─── Text provided

So this doesn't work for ArrayBufferView objects in WebIDL? If so, I'm a bit surprised, but ok. If it does work for ABVs, please support those here, too.

::: js/src/wasm/WasmJS.cpp
@@ +2171,5 @@
> +
> +    static bool onSourceFulfilled(JSContext* cx, UniquePtr<CompileStreamTask> task, HandleValue v) {
> +        if (!v.isObject()) {
> +            JS_ReportErrorNumberASCII(cx, GetErrorMessage, nullptr, JSMSG_WASM_BAD_RESP_ARG);
> +            return RejectWithPendingException(cx, task->promise(cx));

You can use RejectWithErrorNumber here, right?

──────

• _Directives_:
- 1) From the code review comment, extract the passage that opens with the words containing "So this doesn't" and closes with "RejectWithErrorNumber here, right?".
- 2) In the code review comment, which file contains the onSourceFulfilled function?

─── Raw data

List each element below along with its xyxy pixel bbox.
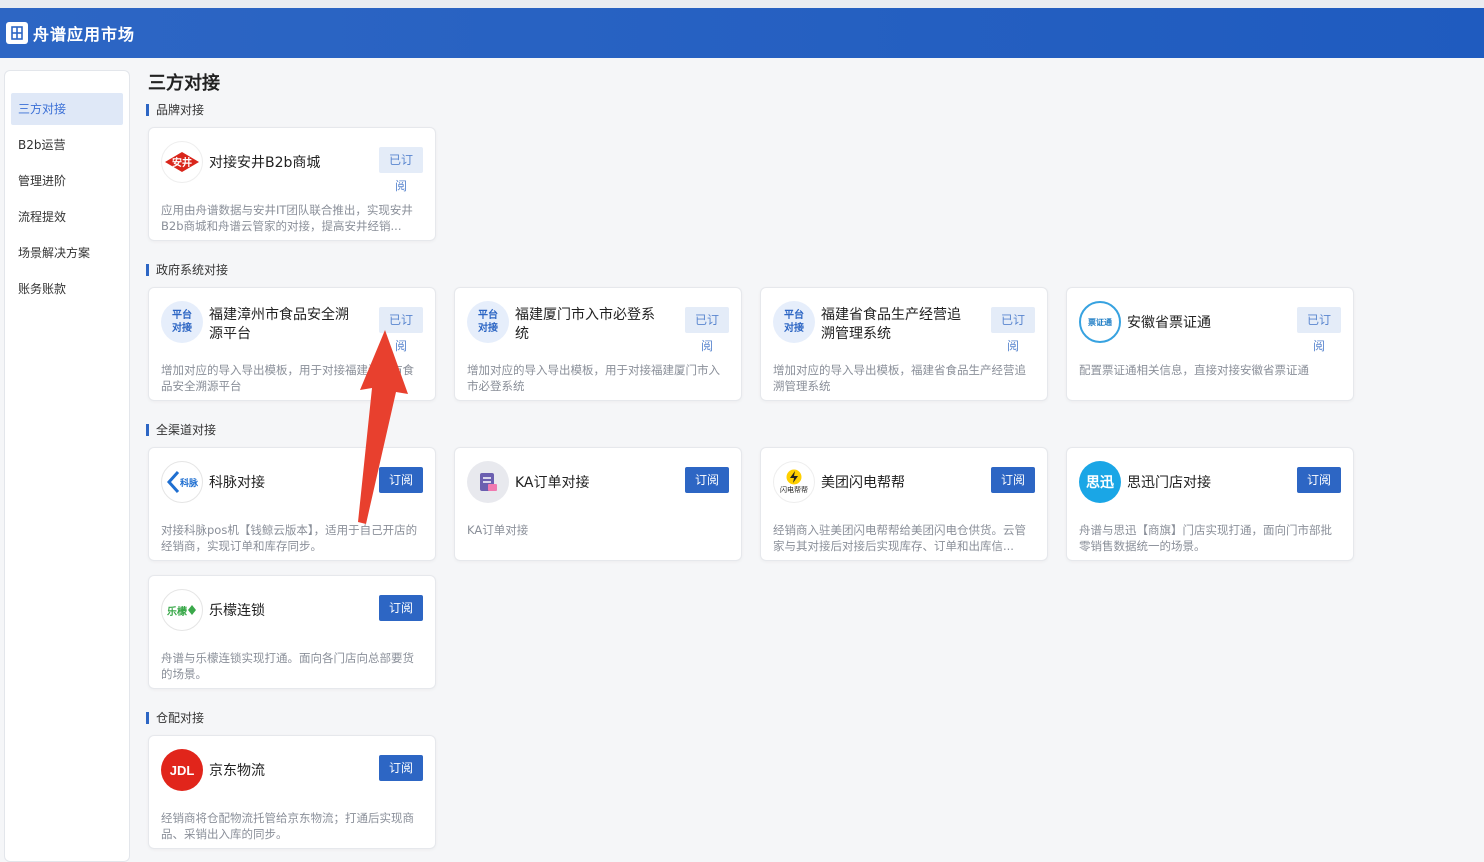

──────

• _Answers for the exercise_:
- 1)
So this doesn't work for ArrayBufferView objects in WebIDL? If so, I'm a bit surprised, but ok. If it does work for ABVs, please support those here, too.

::: js/src/wasm/WasmJS.cpp
@@ +2171,5 @@
> +
> +    static bool onSourceFulfilled(JSContext* cx, UniquePtr<CompileStreamTask> task, HandleValue v) {
> +        if (!v.isObject()) {
> +            JS_ReportErrorNumberASCII(cx, GetErrorMessage, nullptr, JSMSG_WASM_BAD_RESP_ARG);
> +            return RejectWithPendingException(cx, task->promise(cx));

You can use RejectWithErrorNumber here, right?

- 2) js/src/wasm/WasmJS.cpp